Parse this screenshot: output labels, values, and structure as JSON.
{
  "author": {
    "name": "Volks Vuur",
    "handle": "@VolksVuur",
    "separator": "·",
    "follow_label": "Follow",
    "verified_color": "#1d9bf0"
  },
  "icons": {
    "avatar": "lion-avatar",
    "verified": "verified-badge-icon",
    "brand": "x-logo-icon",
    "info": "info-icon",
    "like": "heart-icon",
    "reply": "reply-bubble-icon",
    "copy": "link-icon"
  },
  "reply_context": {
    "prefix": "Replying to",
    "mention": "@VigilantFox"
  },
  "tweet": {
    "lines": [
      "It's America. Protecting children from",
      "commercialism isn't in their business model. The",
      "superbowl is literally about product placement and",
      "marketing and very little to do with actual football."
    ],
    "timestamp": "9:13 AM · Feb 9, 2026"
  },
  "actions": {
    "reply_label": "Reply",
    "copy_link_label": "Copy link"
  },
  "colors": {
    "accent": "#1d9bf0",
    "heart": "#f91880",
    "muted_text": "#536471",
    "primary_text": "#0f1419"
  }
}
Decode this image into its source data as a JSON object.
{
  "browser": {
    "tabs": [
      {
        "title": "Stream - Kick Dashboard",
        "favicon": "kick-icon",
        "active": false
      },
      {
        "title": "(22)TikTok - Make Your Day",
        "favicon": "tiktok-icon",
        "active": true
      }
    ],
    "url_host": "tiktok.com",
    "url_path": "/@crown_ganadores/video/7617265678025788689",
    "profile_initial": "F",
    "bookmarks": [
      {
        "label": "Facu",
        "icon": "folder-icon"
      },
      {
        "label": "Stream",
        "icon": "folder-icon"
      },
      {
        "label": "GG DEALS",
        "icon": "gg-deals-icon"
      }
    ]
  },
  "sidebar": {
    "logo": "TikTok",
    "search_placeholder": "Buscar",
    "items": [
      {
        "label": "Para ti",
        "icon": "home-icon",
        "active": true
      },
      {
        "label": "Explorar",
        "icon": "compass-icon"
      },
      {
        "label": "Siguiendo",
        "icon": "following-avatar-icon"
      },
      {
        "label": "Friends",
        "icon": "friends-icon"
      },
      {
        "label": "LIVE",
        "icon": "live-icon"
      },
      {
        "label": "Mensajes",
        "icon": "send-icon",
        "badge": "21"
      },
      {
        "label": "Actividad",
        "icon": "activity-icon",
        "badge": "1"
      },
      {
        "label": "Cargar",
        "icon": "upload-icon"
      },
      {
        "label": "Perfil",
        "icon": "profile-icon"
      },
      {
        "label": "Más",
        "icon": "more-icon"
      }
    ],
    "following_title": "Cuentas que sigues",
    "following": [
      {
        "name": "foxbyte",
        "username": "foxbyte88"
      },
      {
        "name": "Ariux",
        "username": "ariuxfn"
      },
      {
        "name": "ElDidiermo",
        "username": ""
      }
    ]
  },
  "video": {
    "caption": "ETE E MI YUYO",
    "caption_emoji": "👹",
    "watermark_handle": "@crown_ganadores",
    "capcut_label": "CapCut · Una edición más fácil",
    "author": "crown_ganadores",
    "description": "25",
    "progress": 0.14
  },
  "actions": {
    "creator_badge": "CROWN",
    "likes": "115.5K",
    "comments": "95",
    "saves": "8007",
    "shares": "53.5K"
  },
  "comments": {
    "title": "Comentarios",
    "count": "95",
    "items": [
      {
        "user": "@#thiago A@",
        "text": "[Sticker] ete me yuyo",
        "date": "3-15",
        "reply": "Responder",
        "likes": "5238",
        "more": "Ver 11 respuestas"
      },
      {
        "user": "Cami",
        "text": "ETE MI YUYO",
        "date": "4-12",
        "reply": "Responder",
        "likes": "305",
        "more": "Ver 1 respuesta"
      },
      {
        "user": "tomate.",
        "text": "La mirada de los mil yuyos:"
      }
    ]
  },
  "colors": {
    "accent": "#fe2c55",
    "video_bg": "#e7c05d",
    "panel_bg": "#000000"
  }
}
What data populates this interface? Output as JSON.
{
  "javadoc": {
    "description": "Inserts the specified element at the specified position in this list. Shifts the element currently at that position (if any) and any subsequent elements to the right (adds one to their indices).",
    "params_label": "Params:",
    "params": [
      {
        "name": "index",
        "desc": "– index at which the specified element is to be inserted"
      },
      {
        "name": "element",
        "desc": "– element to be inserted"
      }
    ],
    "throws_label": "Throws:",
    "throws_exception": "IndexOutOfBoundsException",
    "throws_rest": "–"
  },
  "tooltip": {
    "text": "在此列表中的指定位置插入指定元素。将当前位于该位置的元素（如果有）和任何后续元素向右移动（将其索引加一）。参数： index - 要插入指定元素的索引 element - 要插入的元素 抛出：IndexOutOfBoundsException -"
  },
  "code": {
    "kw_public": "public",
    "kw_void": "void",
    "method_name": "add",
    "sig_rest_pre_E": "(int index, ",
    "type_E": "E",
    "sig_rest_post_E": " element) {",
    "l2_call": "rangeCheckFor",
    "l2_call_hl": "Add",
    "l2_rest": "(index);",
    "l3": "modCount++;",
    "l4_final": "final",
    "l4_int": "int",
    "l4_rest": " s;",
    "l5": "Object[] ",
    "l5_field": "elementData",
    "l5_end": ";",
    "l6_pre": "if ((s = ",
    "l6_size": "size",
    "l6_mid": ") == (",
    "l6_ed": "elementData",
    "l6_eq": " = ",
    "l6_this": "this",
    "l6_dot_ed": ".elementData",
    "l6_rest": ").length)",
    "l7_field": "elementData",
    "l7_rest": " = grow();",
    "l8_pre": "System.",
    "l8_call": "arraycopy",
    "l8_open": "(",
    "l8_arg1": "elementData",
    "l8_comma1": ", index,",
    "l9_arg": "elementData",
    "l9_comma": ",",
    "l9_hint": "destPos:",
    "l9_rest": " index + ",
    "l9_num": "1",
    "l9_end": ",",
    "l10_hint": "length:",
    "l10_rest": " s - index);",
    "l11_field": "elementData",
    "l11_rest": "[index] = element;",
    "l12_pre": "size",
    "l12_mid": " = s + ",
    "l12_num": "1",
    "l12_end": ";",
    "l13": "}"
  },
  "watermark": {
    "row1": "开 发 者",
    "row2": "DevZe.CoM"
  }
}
□ □ □ □ □
• **Exercise brief**: Return the material exactly as it stands.

• **Solution**:
Parse this screenshot: output labels, values, and structure as JSON.
{
  "author": {
    "name": "Volks Vuur",
    "handle": "@VolksVuur",
    "separator": "·",
    "follow_label": "Follow",
    "verified_color": "#1d9bf0"
  },
  "icons": {
    "avatar": "lion-avatar",
    "verified": "verified-badge-icon",
    "brand": "x-logo-icon",
    "info": "info-icon",
    "like": "heart-icon",
    "reply": "reply-bubble-icon",
    "copy": "link-icon"
  },
  "reply_context": {
    "prefix": "Replying to",
    "mention": "@VigilantFox"
  },
  "tweet": {
    "lines": [
      "It's America. Protecting children from",
      "commercialism isn't in their business model. The",
      "superbowl is literally about product placement and",
      "marketing and very little to do with actual football."
    ],
    "timestamp": "9:13 AM · Feb 9, 2026"
  },
  "actions": {
    "reply_label": "Reply",
    "copy_link_label": "Copy link"
  },
  "colors": {
    "accent": "#1d9bf0",
    "heart": "#f91880",
    "muted_text": "#536471",
    "primary_text": "#0f1419"
  }
}
Decode this image into its source data as a JSON object.
{
  "browser": {
    "tabs": [
      {
        "title": "Stream - Kick Dashboard",
        "favicon": "kick-icon",
        "active": false
      },
      {
        "title": "(22)TikTok - Make Your Day",
        "favicon": "tiktok-icon",
        "active": true
      }
    ],
    "url_host": "tiktok.com",
    "url_path": "/@crown_ganadores/video/7617265678025788689",
    "profile_initial": "F",
    "bookmarks": [
      {
        "label": "Facu",
        "icon": "folder-icon"
      },
      {
        "label": "Stream",
        "icon": "folder-icon"
      },
      {
        "label": "GG DEALS",
        "icon": "gg-deals-icon"
      }
    ]
  },
  "sidebar": {
    "logo": "TikTok",
    "search_placeholder": "Buscar",
    "items": [
      {
        "label": "Para ti",
        "icon": "home-icon",
        "active": true
      },
      {
        "label": "Explorar",
        "icon": "compass-icon"
      },
      {
        "label": "Siguiendo",
        "icon": "following-avatar-icon"
      },
      {
        "label": "Friends",
        "icon": "friends-icon"
      },
      {
        "label": "LIVE",
        "icon": "live-icon"
      },
      {
        "label": "Mensajes",
        "icon": "send-icon",
        "badge": "21"
      },
      {
        "label": "Actividad",
        "icon": "activity-icon",
        "badge": "1"
      },
      {
        "label": "Cargar",
        "icon": "upload-icon"
      },
      {
        "label": "Perfil",
        "icon": "profile-icon"
      },
      {
        "label": "Más",
        "icon": "more-icon"
      }
    ],
    "following_title": "Cuentas que sigues",
    "following": [
      {
        "name": "foxbyte",
        "username": "foxbyte88"
      },
      {
        "name": "Ariux",
        "username": "ariuxfn"
      },
      {
        "name": "ElDidiermo",
        "username": ""
      }
    ]
  },
  "video": {
    "caption": "ETE E MI YUYO",
    "caption_emoji": "👹",
    "watermark_handle": "@crown_ganadores",
    "capcut_label": "CapCut · Una edición más fácil",
    "author": "crown_ganadores",
    "description": "25",
    "progress": 0.14
  },
  "actions": {
    "creator_badge": "CROWN",
    "likes": "115.5K",
    "comments": "95",
    "saves": "8007",
    "shares": "53.5K"
  },
  "comments": {
    "title": "Comentarios",
    "count": "95",
    "items": [
      {
        "user": "@#thiago A@",
        "text": "[Sticker] ete me yuyo",
        "date": "3-15",
        "reply": "Responder",
        "likes": "5238",
        "more": "Ver 11 respuestas"
      },
      {
        "user": "Cami",
        "text": "ETE MI YUYO",
        "date": "4-12",
        "reply": "Responder",
        "likes": "305",
        "more": "Ver 1 respuesta"
      },
      {
        "user": "tomate.",
        "text": "La mirada de los mil yuyos:"
      }
    ]
  },
  "colors": {
    "accent": "#fe2c55",
    "video_bg": "#e7c05d",
    "panel_bg": "#000000"
  }
}
What data populates this interface? Output as JSON.
{
  "javadoc": {
    "description": "Inserts the specified element at the specified position in this list. Shifts the element currently at that position (if any) and any subsequent elements to the right (adds one to their indices).",
    "params_label": "Params:",
    "params": [
      {
        "name": "index",
        "desc": "– index at which the specified element is to be inserted"
      },
      {
        "name": "element",
        "desc": "– element to be inserted"
      }
    ],
    "throws_label": "Throws:",
    "throws_exception": "IndexOutOfBoundsException",
    "throws_rest": "–"
  },
  "tooltip": {
    "text": "在此列表中的指定位置插入指定元素。将当前位于该位置的元素（如果有）和任何后续元素向右移动（将其索引加一）。参数： index - 要插入指定元素的索引 element - 要插入的元素 抛出：IndexOutOfBoundsException -"
  },
  "code": {
    "kw_public": "public",
    "kw_void": "void",
    "method_name": "add",
    "sig_rest_pre_E": "(int index, ",
    "type_E": "E",
    "sig_rest_post_E": " element) {",
    "l2_call": "rangeCheckFor",
    "l2_call_hl": "Add",
    "l2_rest": "(index);",
    "l3": "modCount++;",
    "l4_final": "final",
    "l4_int": "int",
    "l4_rest": " s;",
    "l5": "Object[] ",
    "l5_field": "elementData",
    "l5_end": ";",
    "l6_pre": "if ((s = ",
    "l6_size": "size",
    "l6_mid": ") == (",
    "l6_ed": "elementData",
    "l6_eq": " = ",
    "l6_this": "this",
    "l6_dot_ed": ".elementData",
    "l6_rest": ").length)",
    "l7_field": "elementData",
    "l7_rest": " = grow();",
    "l8_pre": "System.",
    "l8_call": "arraycopy",
    "l8_open": "(",
    "l8_arg1": "elementData",
    "l8_comma1": ", index,",
    "l9_arg": "elementData",
    "l9_comma": ",",
    "l9_hint": "destPos:",
    "l9_rest": " index + ",
    "l9_num": "1",
    "l9_end": ",",
    "l10_hint": "length:",
    "l10_rest": " s - index);",
    "l11_field": "elementData",
    "l11_rest": "[index] = element;",
    "l12_pre": "size",
    "l12_mid": " = s + ",
    "l12_num": "1",
    "l12_end": ";",
    "l13": "}"
  },
  "watermark": {
    "row1": "开 发 者",
    "row2": "DevZe.CoM"
  }
}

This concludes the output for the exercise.